┌──

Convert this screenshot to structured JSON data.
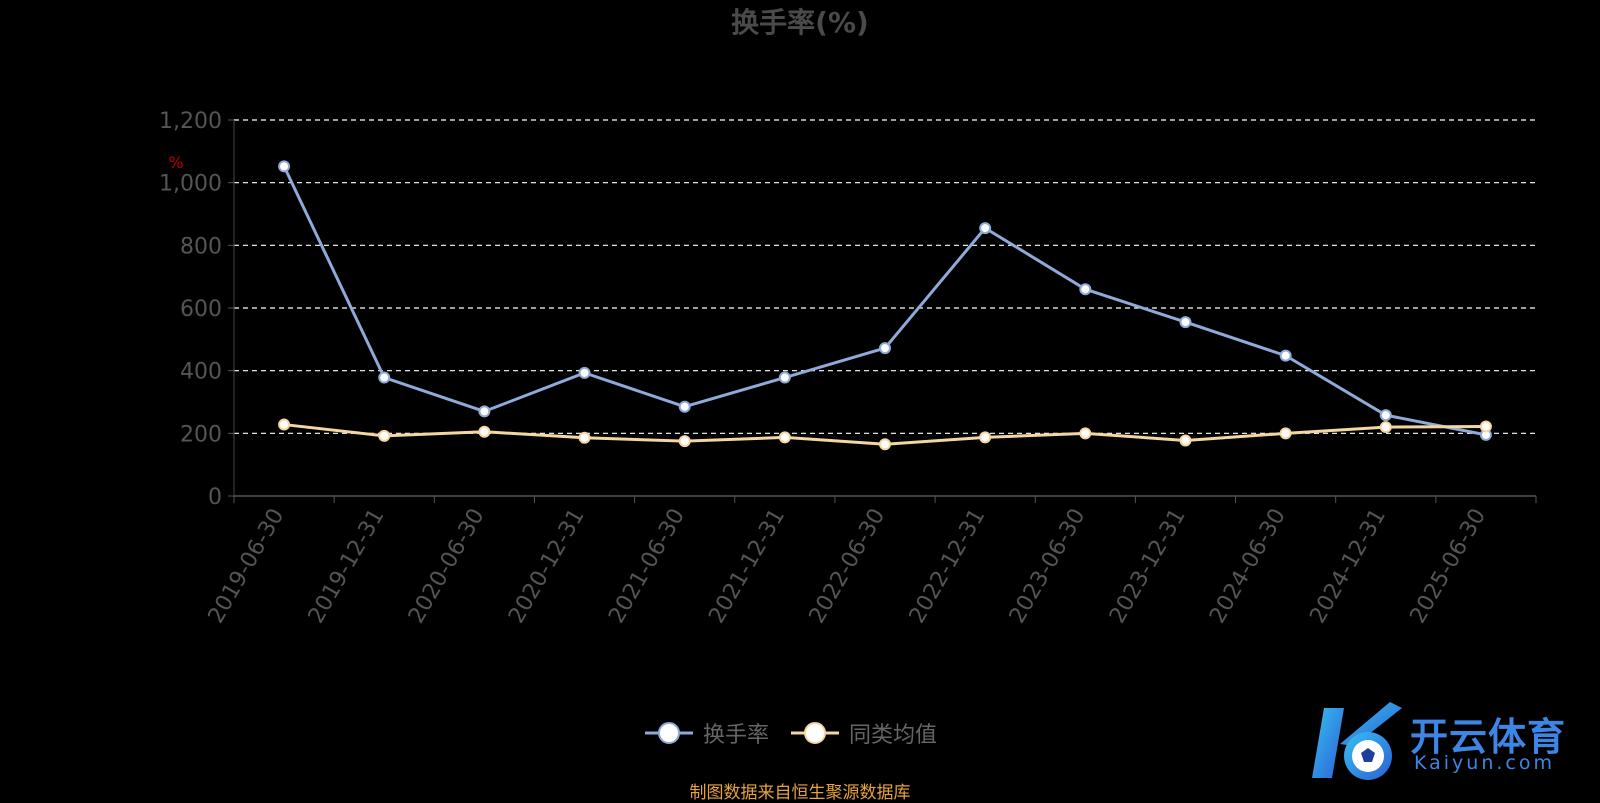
{
  "chart_data": {
    "type": "line",
    "title": "换手率(%)",
    "unit_label": "%",
    "categories": [
      "2019-06-30",
      "2019-12-31",
      "2020-06-30",
      "2020-12-31",
      "2021-06-30",
      "2021-12-31",
      "2022-06-30",
      "2022-12-31",
      "2023-06-30",
      "2023-12-31",
      "2024-06-30",
      "2024-12-31",
      "2025-06-30"
    ],
    "ylim": [
      0,
      1200
    ],
    "yticks": [
      "0",
      "200",
      "400",
      "600",
      "800",
      "1,000",
      "1,200"
    ],
    "grid": true,
    "legend_position": "bottom",
    "series": [
      {
        "name": "换手率",
        "color": "#8fa9d8",
        "values": [
          1052,
          378,
          270,
          393,
          285,
          378,
          472,
          855,
          660,
          555,
          448,
          258,
          195
        ]
      },
      {
        "name": "同类均值",
        "color": "#f5d5a0",
        "values": [
          228,
          192,
          205,
          186,
          175,
          187,
          165,
          187,
          200,
          177,
          200,
          220,
          222
        ]
      }
    ]
  },
  "source_note": "制图数据来自恒生聚源数据库",
  "watermark": {
    "cn": "开云体育",
    "en": "Kaiyun.com"
  }
}
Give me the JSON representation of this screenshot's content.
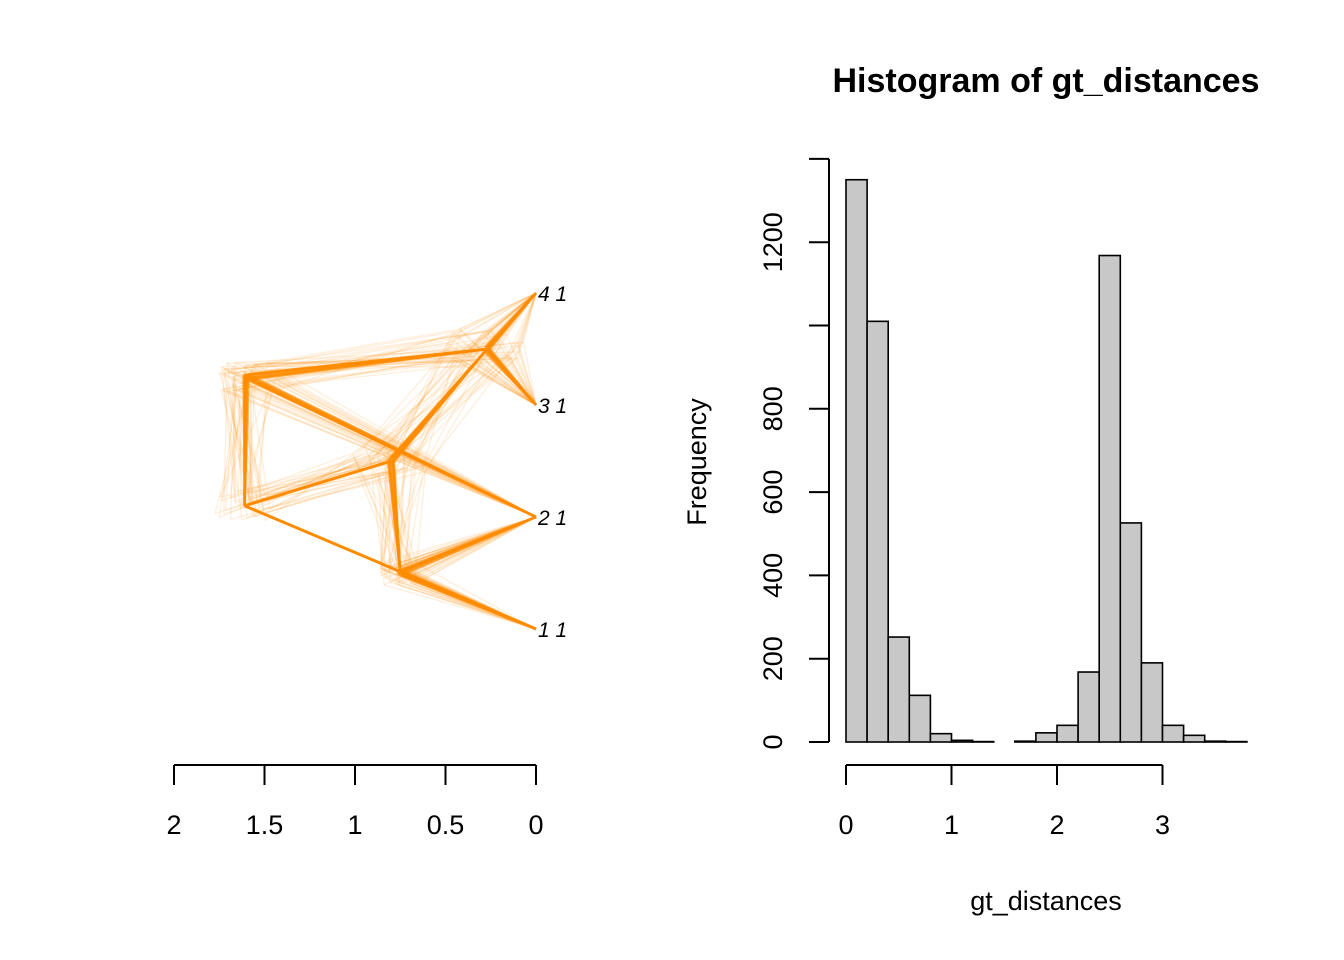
{
  "chart_data": [
    {
      "type": "tree",
      "x_axis": {
        "reversed": true,
        "ticks": [
          2,
          1.5,
          1,
          0.5,
          0
        ],
        "tick_labels": [
          "2",
          "1.5",
          "1",
          "0.5",
          "0"
        ]
      },
      "tips": [
        {
          "label": "4 1",
          "position": 4
        },
        {
          "label": "3 1",
          "position": 3
        },
        {
          "label": "2 1",
          "position": 2
        },
        {
          "label": "1 1",
          "position": 1
        }
      ],
      "dominant_topology": {
        "root": {
          "height": 1.61,
          "y": 2.1
        },
        "nodes": [
          {
            "name": "node-3-4",
            "height": 0.27,
            "y": 3.5,
            "children": [
              "4 1",
              "3 1"
            ]
          },
          {
            "name": "node-2-34",
            "height": 1.6,
            "y": 3.25,
            "children": [
              "node-3-4",
              "2 1"
            ]
          },
          {
            "name": "node-1-2",
            "height": 0.75,
            "y": 1.5,
            "children": [
              "1 1",
              "2 1"
            ]
          },
          {
            "name": "node-12-34",
            "height": 0.8,
            "y": 2.5,
            "children": [
              "node-1-2",
              "node-3-4"
            ]
          }
        ]
      },
      "line_color": "#FF8C00"
    },
    {
      "type": "bar",
      "title": "Histogram of gt_distances",
      "xlabel": "gt_distances",
      "ylabel": "Frequency",
      "bin_width": 0.2,
      "bin_start": 0,
      "values": [
        1350,
        1010,
        252,
        112,
        20,
        4,
        1,
        0,
        2,
        22,
        40,
        168,
        1168,
        526,
        190,
        40,
        16,
        2,
        1
      ],
      "x_ticks": [
        0,
        1,
        2,
        3
      ],
      "y_ticks": [
        0,
        200,
        400,
        600,
        800,
        1000,
        1200,
        1400
      ],
      "y_tick_labels": [
        "0",
        "200",
        "400",
        "600",
        "800",
        "",
        "1200",
        ""
      ],
      "bar_fill": "#C8C8C8",
      "bar_stroke": "#000000"
    }
  ]
}
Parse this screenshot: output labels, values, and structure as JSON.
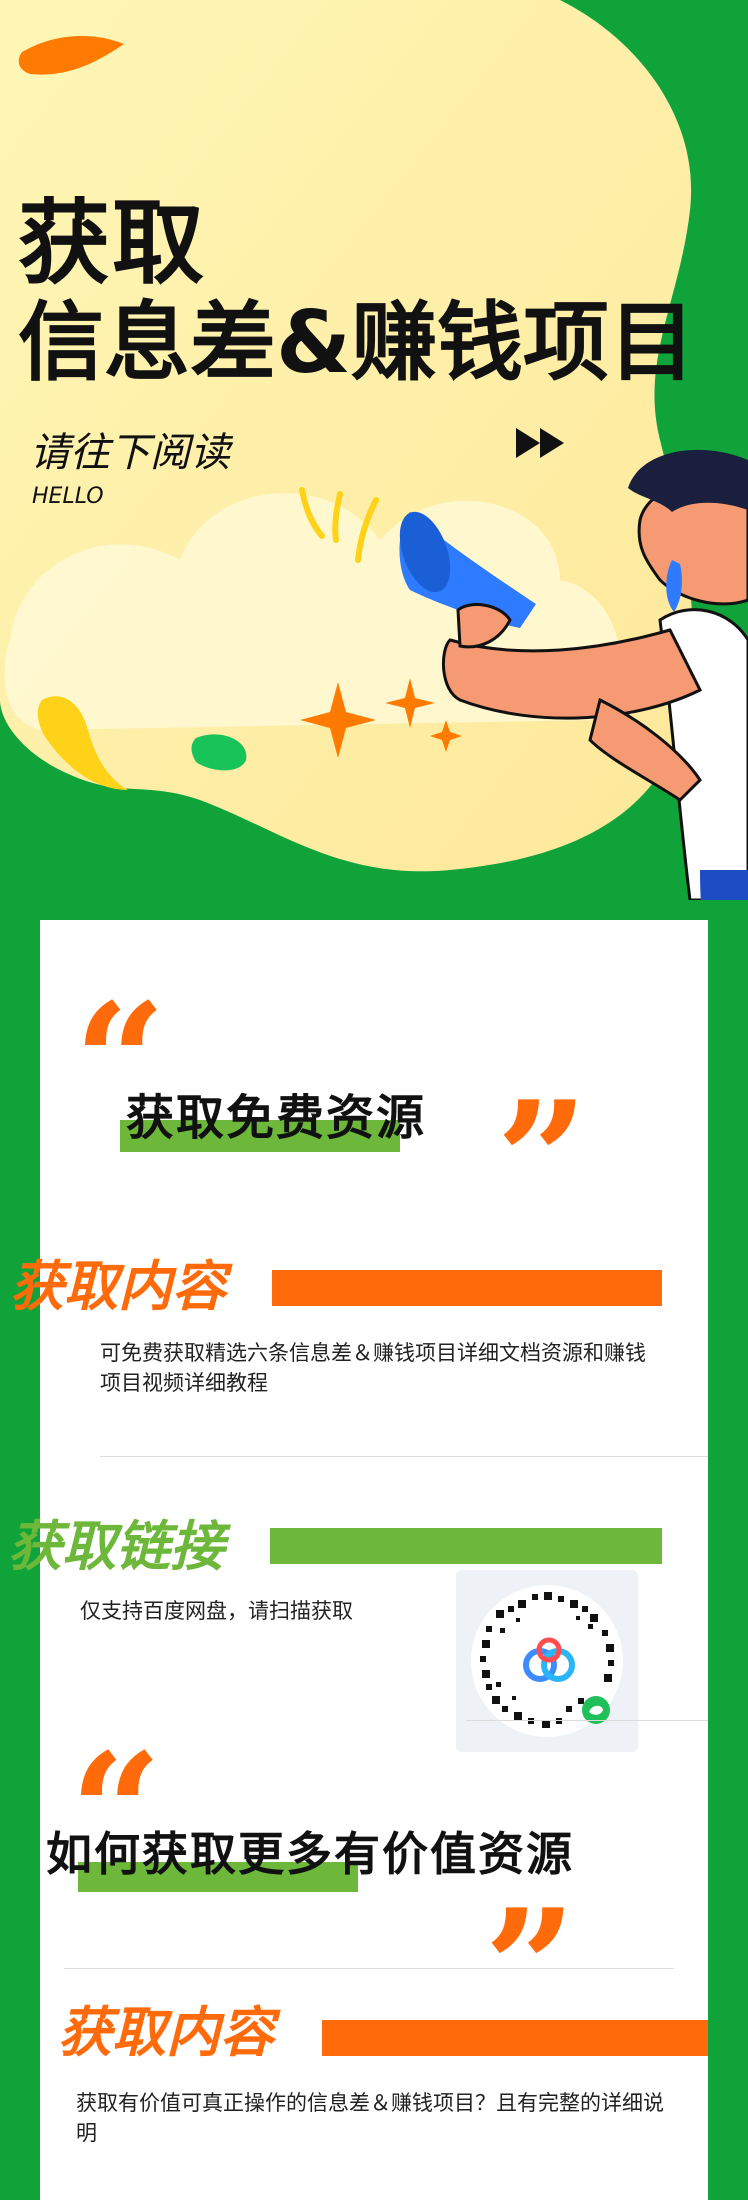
{
  "hero": {
    "title_line1": "获取",
    "title_line2": "信息差&赚钱项目",
    "subtitle": "请往下阅读",
    "hello": "HELLO"
  },
  "card": {
    "block1_label": "获取免费资源",
    "section1": {
      "title": "获取内容",
      "body": "可免费获取精选六条信息差＆赚钱项目详细文档资源和赚钱项目视频详细教程"
    },
    "section2": {
      "title": "获取链接",
      "body": "仅支持百度网盘，请扫描获取"
    },
    "block2_label": "如何获取更多有价值资源",
    "section3": {
      "title": "获取内容",
      "body": "获取有价值可真正操作的信息差＆赚钱项目？且有完整的详细说明"
    }
  },
  "colors": {
    "green": "#0fa33a",
    "lime": "#6db83a",
    "orange": "#ff6a0b",
    "yellow": "#fff3a8"
  }
}
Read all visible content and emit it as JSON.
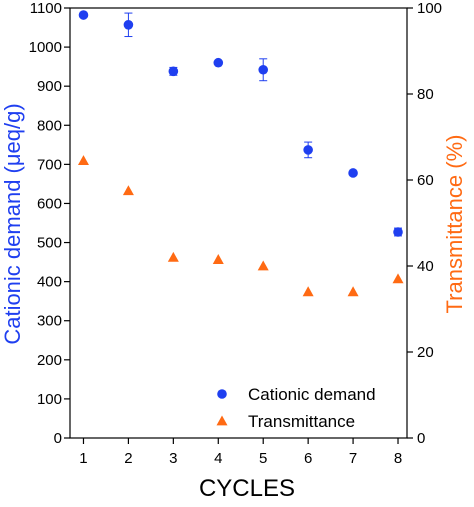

└──

Challenge: Transcribe all of the records above character for character. Exclude the pictures.

Answer to this task:
Convert this screenshot to structured JSON data.
{
  "chart_data": {
    "type": "line",
    "title": "换手率(%)",
    "unit_label": "%",
    "categories": [
      "2019-06-30",
      "2019-12-31",
      "2020-06-30",
      "2020-12-31",
      "2021-06-30",
      "2021-12-31",
      "2022-06-30",
      "2022-12-31",
      "2023-06-30",
      "2023-12-31",
      "2024-06-30",
      "2024-12-31",
      "2025-06-30"
    ],
    "ylim": [
      0,
      1200
    ],
    "yticks": [
      "0",
      "200",
      "400",
      "600",
      "800",
      "1,000",
      "1,200"
    ],
    "grid": true,
    "legend_position": "bottom",
    "series": [
      {
        "name": "换手率",
        "color": "#8fa9d8",
        "values": [
          1052,
          378,
          270,
          393,
          285,
          378,
          472,
          855,
          660,
          555,
          448,
          258,
          195
        ]
      },
      {
        "name": "同类均值",
        "color": "#f5d5a0",
        "values": [
          228,
          192,
          205,
          186,
          175,
          187,
          165,
          187,
          200,
          177,
          200,
          220,
          222
        ]
      }
    ]
  },
  "source_note": "制图数据来自恒生聚源数据库",
  "watermark": {
    "cn": "开云体育",
    "en": "Kaiyun.com"
  }
}
Give me the JSON representation of this screenshot's content.
{
  "chart_data": [
    {
      "type": "tree",
      "x_axis": {
        "reversed": true,
        "ticks": [
          2,
          1.5,
          1,
          0.5,
          0
        ],
        "tick_labels": [
          "2",
          "1.5",
          "1",
          "0.5",
          "0"
        ]
      },
      "tips": [
        {
          "label": "4 1",
          "position": 4
        },
        {
          "label": "3 1",
          "position": 3
        },
        {
          "label": "2 1",
          "position": 2
        },
        {
          "label": "1 1",
          "position": 1
        }
      ],
      "dominant_topology": {
        "root": {
          "height": 1.61,
          "y": 2.1
        },
        "nodes": [
          {
            "name": "node-3-4",
            "height": 0.27,
            "y": 3.5,
            "children": [
              "4 1",
              "3 1"
            ]
          },
          {
            "name": "node-2-34",
            "height": 1.6,
            "y": 3.25,
            "children": [
              "node-3-4",
              "2 1"
            ]
          },
          {
            "name": "node-1-2",
            "height": 0.75,
            "y": 1.5,
            "children": [
              "1 1",
              "2 1"
            ]
          },
          {
            "name": "node-12-34",
            "height": 0.8,
            "y": 2.5,
            "children": [
              "node-1-2",
              "node-3-4"
            ]
          }
        ]
      },
      "line_color": "#FF8C00"
    },
    {
      "type": "bar",
      "title": "Histogram of gt_distances",
      "xlabel": "gt_distances",
      "ylabel": "Frequency",
      "bin_width": 0.2,
      "bin_start": 0,
      "values": [
        1350,
        1010,
        252,
        112,
        20,
        4,
        1,
        0,
        2,
        22,
        40,
        168,
        1168,
        526,
        190,
        40,
        16,
        2,
        1
      ],
      "x_ticks": [
        0,
        1,
        2,
        3
      ],
      "y_ticks": [
        0,
        200,
        400,
        600,
        800,
        1000,
        1200,
        1400
      ],
      "y_tick_labels": [
        "0",
        "200",
        "400",
        "600",
        "800",
        "",
        "1200",
        ""
      ],
      "bar_fill": "#C8C8C8",
      "bar_stroke": "#000000"
    }
  ]
}
Parse this screenshot: output labels, values, and structure as JSON.
{
  "hero": {
    "title_line1": "获取",
    "title_line2": "信息差&赚钱项目",
    "subtitle": "请往下阅读",
    "hello": "HELLO"
  },
  "card": {
    "block1_label": "获取免费资源",
    "section1": {
      "title": "获取内容",
      "body": "可免费获取精选六条信息差＆赚钱项目详细文档资源和赚钱项目视频详细教程"
    },
    "section2": {
      "title": "获取链接",
      "body": "仅支持百度网盘，请扫描获取"
    },
    "block2_label": "如何获取更多有价值资源",
    "section3": {
      "title": "获取内容",
      "body": "获取有价值可真正操作的信息差＆赚钱项目？且有完整的详细说明"
    }
  },
  "colors": {
    "green": "#0fa33a",
    "lime": "#6db83a",
    "orange": "#ff6a0b",
    "yellow": "#fff3a8"
  }
}
Read all visible content and emit it as JSON.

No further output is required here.